» **WHAT IS EXPECTED**
Gather all lines in the data that hold the string "práctico".

» **PROVIDED DATA**

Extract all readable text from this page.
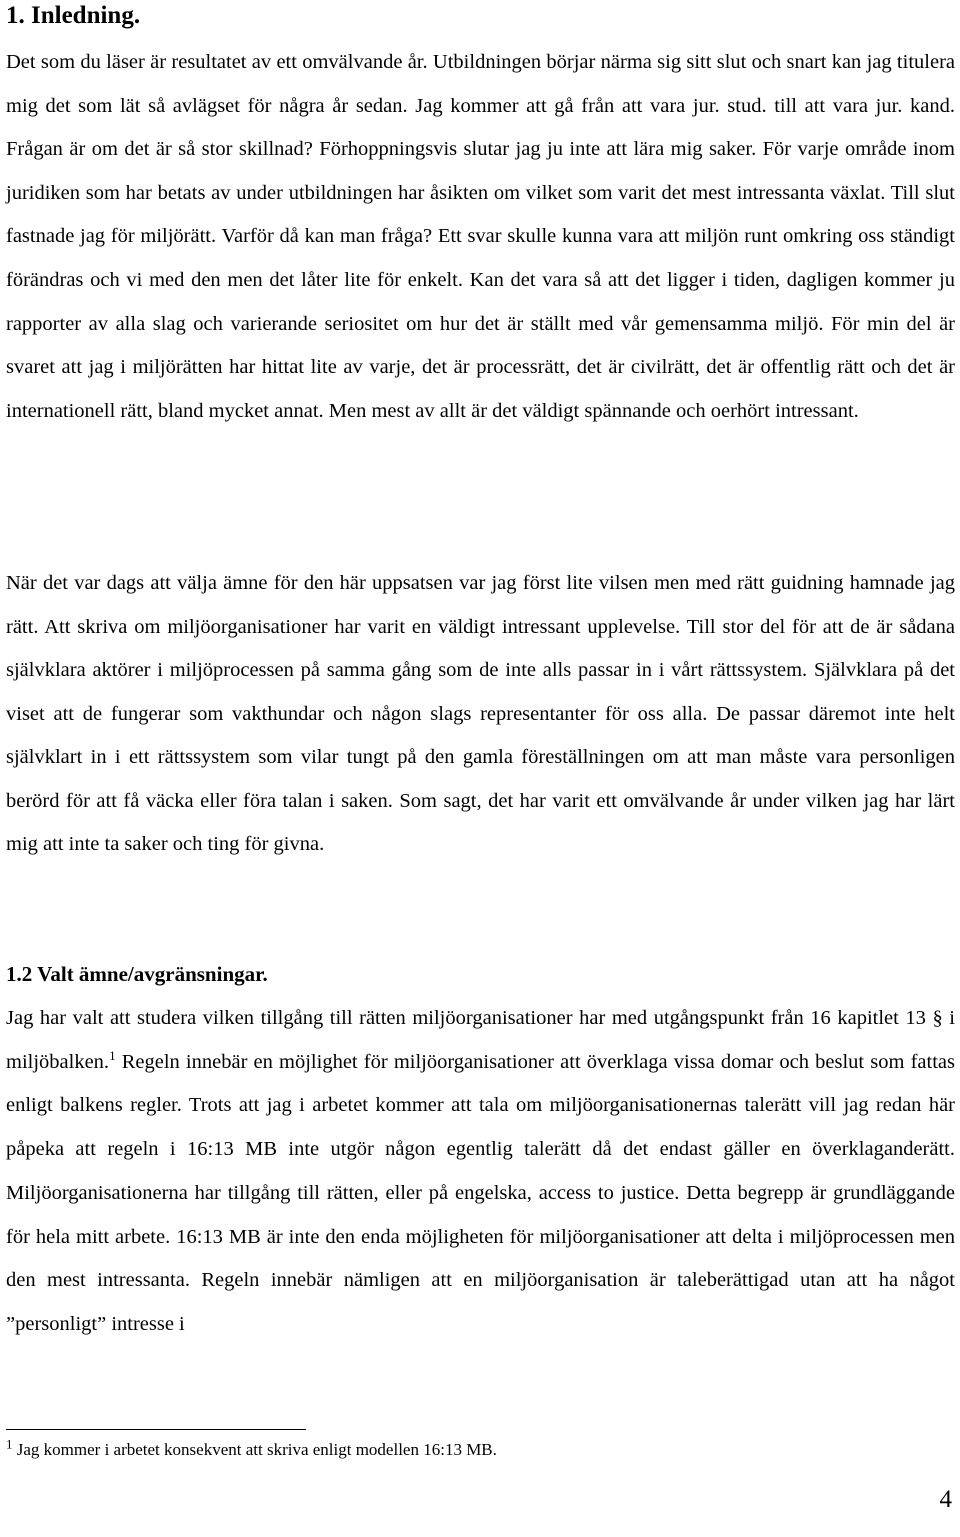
1. Inledning.

Det som du läser är resultatet av ett omvälvande år. Utbildningen börjar närma sig sitt slut och snart kan jag titulera mig det som lät så avlägset för några år sedan. Jag kommer att gå från att vara jur. stud. till att vara jur. kand. Frågan är om det är så stor skillnad? Förhoppningsvis slutar jag ju inte att lära mig saker. För varje område inom juridiken som har betats av under utbildningen har åsikten om vilket som varit det mest intressanta växlat. Till slut fastnade jag för miljörätt. Varför då kan man fråga? Ett svar skulle kunna vara att miljön runt omkring oss ständigt förändras och vi med den men det låter lite för enkelt. Kan det vara så att det ligger i tiden, dagligen kommer ju rapporter av alla slag och varierande seriositet om hur det är ställt med vår gemensamma miljö. För min del är svaret att jag i miljörätten har hittat lite av varje, det är processrätt, det är civilrätt, det är offentlig rätt och det är internationell rätt, bland mycket annat. Men mest av allt är det väldigt spännande och oerhört intressant.

När det var dags att välja ämne för den här uppsatsen var jag först lite vilsen men med rätt guidning hamnade jag rätt. Att skriva om miljöorganisationer har varit en väldigt intressant upplevelse. Till stor del för att de är sådana självklara aktörer i miljöprocessen på samma gång som de inte alls passar in i vårt rättssystem. Självklara på det viset att de fungerar som vakthundar och någon slags representanter för oss alla. De passar däremot inte helt självklart in i ett rättssystem som vilar tungt på den gamla föreställningen om att man måste vara personligen berörd för att få väcka eller föra talan i saken. Som sagt, det har varit ett omvälvande år under vilken jag har lärt mig att inte ta saker och ting för givna.

1.2 Valt ämne/avgränsningar.

Jag har valt att studera vilken tillgång till rätten miljöorganisationer har med utgångspunkt från 16 kapitlet 13 § i miljöbalken.$^1$ Regeln innebär en möjlighet för miljöorganisationer att överklaga vissa domar och beslut som fattas enligt balkens regler. Trots att jag i arbetet kommer att tala om miljöorganisationernas talerätt vill jag redan här påpeka att regeln i 16:13 MB inte utgör någon egentlig talerätt då det endast gäller en överklaganderätt. Miljöorganisationerna har tillgång till rätten, eller på engelska, access to justice. Detta begrepp är grundläggande för hela mitt arbete. 16:13 MB är inte den enda möjligheten för miljöorganisationer att delta i miljöprocessen men den mest intressanta. Regeln innebär nämligen att en miljöorganisation är taleberättigad utan att ha något ”personligt” intresse i

$^1$ Jag kommer i arbetet konsekvent att skriva enligt modellen 16:13 MB.

4
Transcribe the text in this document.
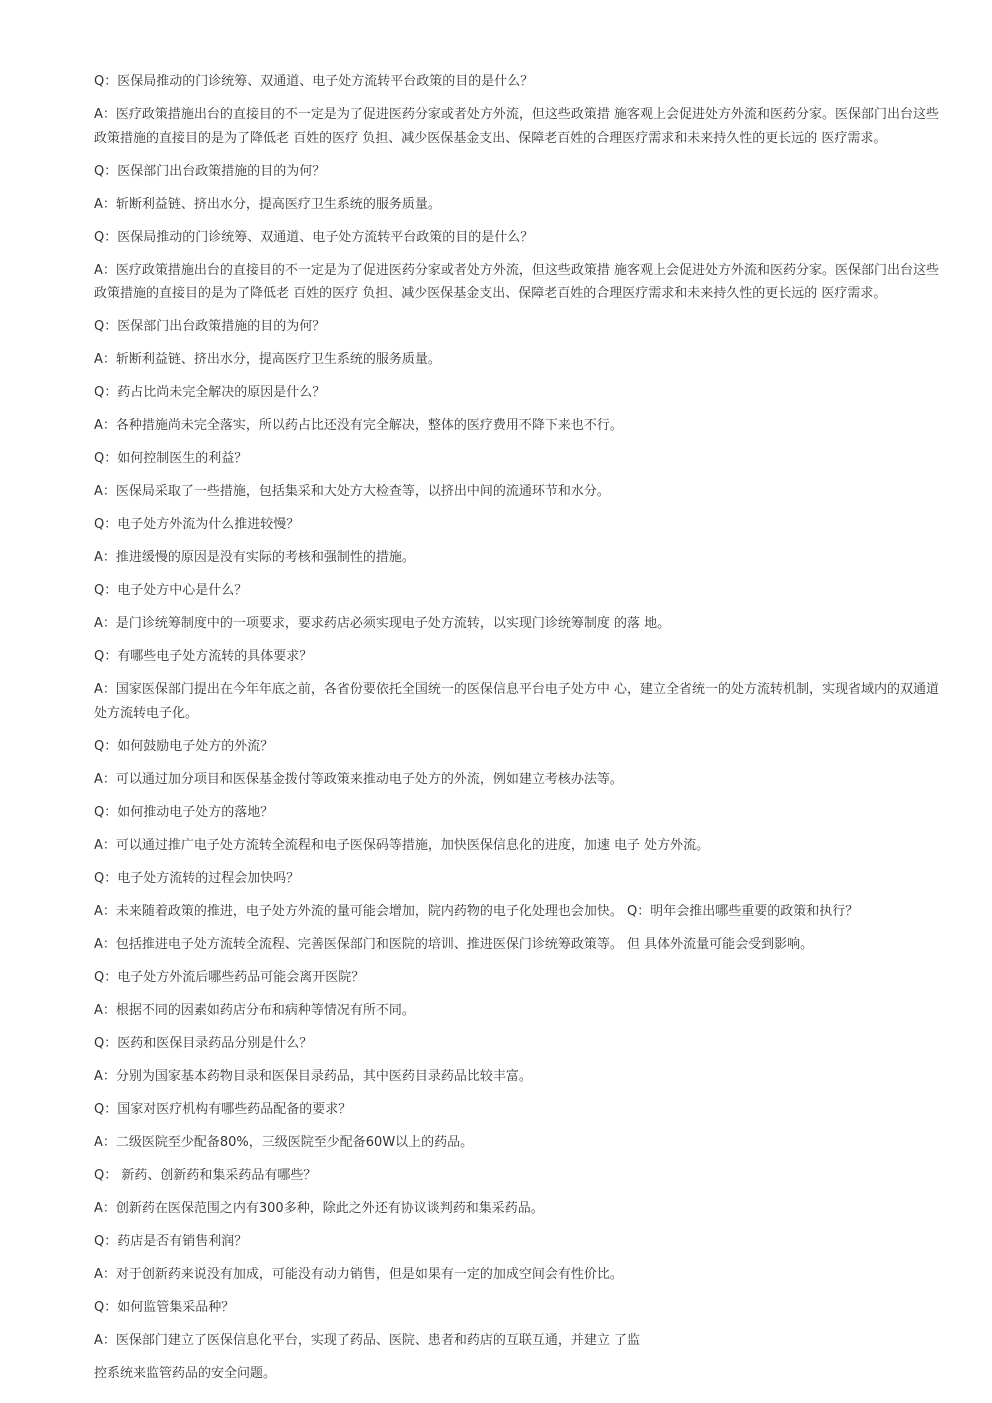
Q：医保局推动的门诊统筹、双通道、电子处方流转平台政策的目的是什么？

A：医疗政策措施出台的直接目的不一定是为了促进医药分家或者处方外流，但这些政策措 施客观上会促进处方外流和医药分家。医保部门出台这些政策措施的直接目的是为了降低老 百姓的医疗 负担、减少医保基金支出、保障老百姓的合理医疗需求和未来持久性的更长远的 医疗需求。

Q：医保部门出台政策措施的目的为何？

A：斩断利益链、挤出水分，提高医疗卫生系统的服务质量。

Q：医保局推动的门诊统筹、双通道、电子处方流转平台政策的目的是什么？

A：医疗政策措施出台的直接目的不一定是为了促进医药分家或者处方外流，但这些政策措 施客观上会促进处方外流和医药分家。医保部门出台这些政策措施的直接目的是为了降低老 百姓的医疗 负担、减少医保基金支出、保障老百姓的合理医疗需求和未来持久性的更长远的 医疗需求。

Q：医保部门出台政策措施的目的为何？

A：斩断利益链、挤出水分，提高医疗卫生系统的服务质量。

Q：药占比尚未完全解决的原因是什么？

A：各种措施尚未完全落实，所以药占比还没有完全解决，整体的医疗费用不降下来也不行。

Q：如何控制医生的利益？

A：医保局采取了一些措施，包括集采和大处方大检查等，以挤出中间的流通环节和水分。

Q：电子处方外流为什么推进较慢？

A：推进缓慢的原因是没有实际的考核和强制性的措施。

Q：电子处方中心是什么？

A：是门诊统筹制度中的一项要求，要求药店必须实现电子处方流转，以实现门诊统筹制度 的落 地。

Q：有哪些电子处方流转的具体要求？

A：国家医保部门提出在今年年底之前，各省份要依托全国统一的医保信息平台电子处方中 心，建立全省统一的处方流转机制，实现省域内的双通道处方流转电子化。

Q：如何鼓励电子处方的外流？

A：可以通过加分项目和医保基金拨付等政策来推动电子处方的外流，例如建立考核办法等。

Q：如何推动电子处方的落地？

A：可以通过推广电子处方流转全流程和电子医保码等措施，加快医保信息化的进度，加速 电子 处方外流。

Q：电子处方流转的过程会加快吗？

A：未来随着政策的推进，电子处方外流的量可能会增加，院内药物的电子化处理也会加快。 Q：明年会推出哪些重要的政策和执行？

A：包括推进电子处方流转全流程、完善医保部门和医院的培训、推进医保门诊统筹政策等。 但 具体外流量可能会受到影响。

Q：电子处方外流后哪些药品可能会离开医院？

A：根据不同的因素如药店分布和病种等情况有所不同。

Q：医药和医保目录药品分别是什么？

A：分别为国家基本药物目录和医保目录药品，其中医药目录药品比较丰富。

Q：国家对医疗机构有哪些药品配备的要求？

A：二级医院至少配备80%，三级医院至少配备60W以上的药品。

Q： 新药、创新药和集采药品有哪些？

A：创新药在医保范围之内有300多种，除此之外还有协议谈判药和集采药品。

Q：药店是否有销售利润？

A：对于创新药来说没有加成，可能没有动力销售，但是如果有一定的加成空间会有性价比。

Q：如何监管集采品种？

A：医保部门建立了医保信息化平台，实现了药品、医院、患者和药店的互联互通，并建立 了监

控系统来监管药品的安全问题。
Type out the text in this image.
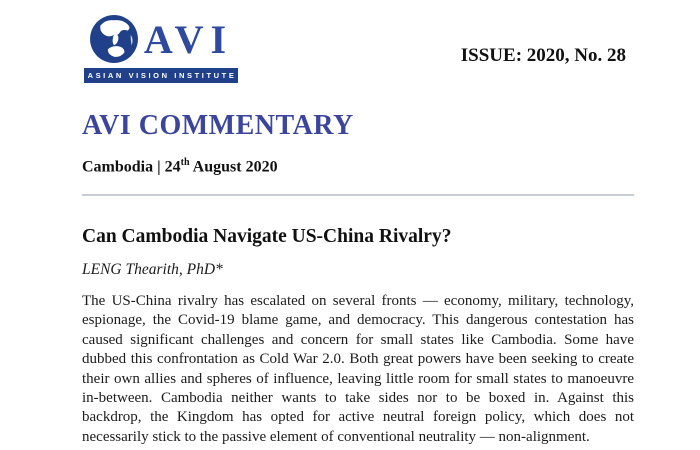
AVI
ASIAN VISION INSTITUTE
ISSUE: 2020, No. 28
AVI COMMENTARY
Cambodia | 24th August 2020
Can Cambodia Navigate US-China Rivalry?
LENG Thearith, PhD*

The US-China rivalry has escalated on several fronts — economy, military, technology, espionage, the Covid-19 blame game, and democracy. This dangerous contestation has caused significant challenges and concern for small states like Cambodia. Some have dubbed this confrontation as Cold War 2.0. Both great powers have been seeking to create their own allies and spheres of influence, leaving little room for small states to manoeuvre in-between. Cambodia neither wants to take sides nor to be boxed in. Against this backdrop, the Kingdom has opted for active neutral foreign policy, which does not necessarily stick to the passive element of conventional neutrality — non-alignment.
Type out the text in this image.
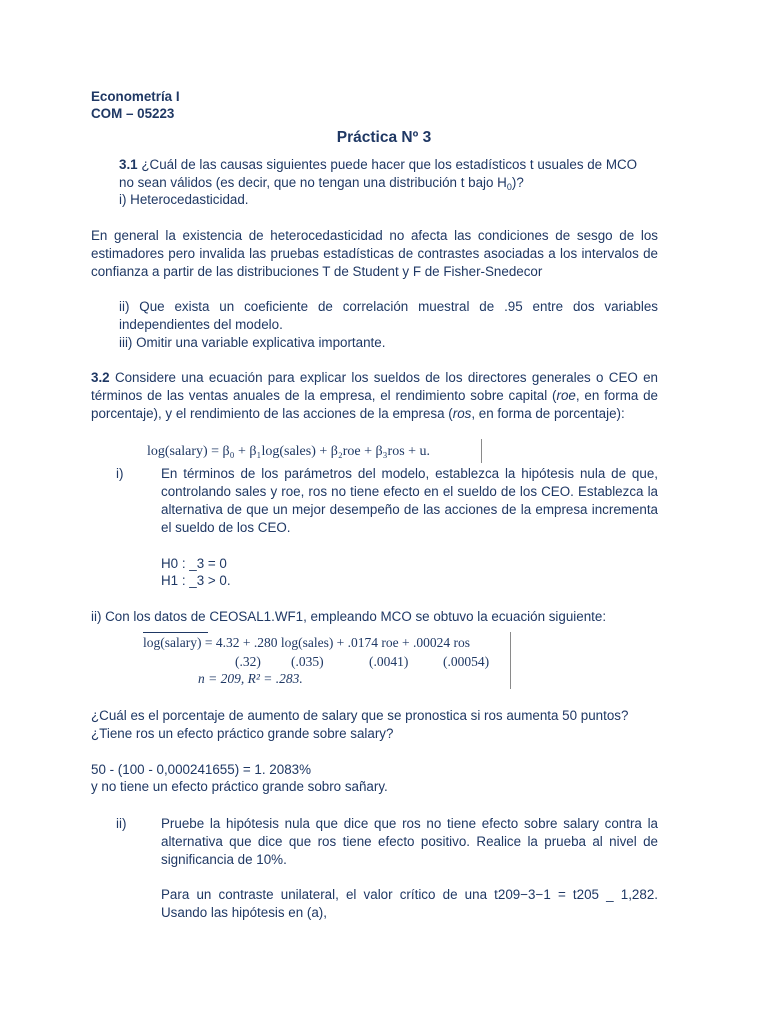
Econometría I
COM – 05223
Práctica Nº 3
3.1 ¿Cuál de las causas siguientes puede hacer que los estadísticos t usuales de MCO
no sean válidos (es decir, que no tengan una distribución t bajo $H_0$)?
i) Heterocedasticidad.
En general la existencia de heterocedasticidad no afecta las condiciones de sesgo de los estimadores pero invalida las pruebas estadísticas de contrastes asociadas a los intervalos de confianza a partir de las distribuciones T de Student y F de Fisher-Snedecor
ii) Que exista un coeficiente de correlación muestral de .95 entre dos variables independientes del modelo.
iii) Omitir una variable explicativa importante.
3.2 Considere una ecuación para explicar los sueldos de los directores generales o CEO en términos de las ventas anuales de la empresa, el rendimiento sobre capital (roe, en forma de porcentaje), y el rendimiento de las acciones de la empresa (ros, en forma de porcentaje):
log(salary) = β₀ + β₁log(sales) + β₂roe + β₃ros + u.
i)	En términos de los parámetros del modelo, establezca la hipótesis nula de que, controlando sales y roe, ros no tiene efecto en el sueldo de los CEO. Establezca la alternativa de que un mejor desempeño de las acciones de la empresa incrementa el sueldo de los CEO.
H0 : _3 = 0
H1 : _3 > 0.
ii) Con los datos de CEOSAL1.WF1, empleando MCO se obtuvo la ecuación siguiente:
log(salary) = 4.32 + .280 log(sales) + .0174 roe + .00024 ros
(.32) (.035)	(.0041)	(.00054)
n = 209, R² = .283.
¿Cuál es el porcentaje de aumento de salary que se pronostica si ros aumenta 50 puntos?
¿Tiene ros un efecto práctico grande sobre salary?
50 - (100 - 0,000241655) = 1. 2083%
y no tiene un efecto práctico grande sobro sañary.
ii)	Pruebe la hipótesis nula que dice que ros no tiene efecto sobre salary contra la alternativa que dice que ros tiene efecto positivo. Realice la prueba al nivel de significancia de 10%.
Para un contraste unilateral, el valor crítico de una t209−3−1 = t205 _ 1,282.
Usando las hipótesis en (a),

» **SOLVED EXERCISE**
¿Tiene ros un efecto práctico grande sobre salary?
y no tiene un efecto práctico grande sobro sañary.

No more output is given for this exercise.